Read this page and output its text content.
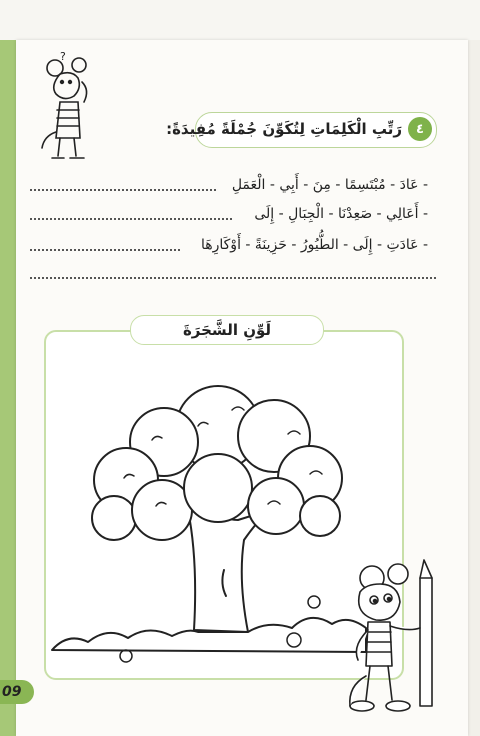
?
٤
رَتِّبِ الْكَلِمَاتِ لِتُكَوِّنَ جُمْلَةً مُفِيدَةً:
- عَادَ - مُبْتَسِمًا - مِنَ - أَبِي - الْعَمَلِ
- أَعَالِي - صَعِدْنَا - الْجِبَالِ - إِلَى
- عَادَتِ - إِلَى - الطُّيُورُ - حَزِينَةً - أَوْكَارِهَا
لَوِّنِ الشَّجَرَةَ
09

--- --- ---

- **TASK REQUIREMENTS**
Copy out all the records exactly, excluding pictures.

- **EXERCISE RESPONSE**
Read this page and output its text content.
?
٤
رَتِّبِ الْكَلِمَاتِ لِتُكَوِّنَ جُمْلَةً مُفِيدَةً:
- عَادَ - مُبْتَسِمًا - مِنَ - أَبِي - الْعَمَلِ
- أَعَالِي - صَعِدْنَا - الْجِبَالِ - إِلَى
- عَادَتِ - إِلَى - الطُّيُورُ - حَزِينَةً - أَوْكَارِهَا
لَوِّنِ الشَّجَرَةَ
09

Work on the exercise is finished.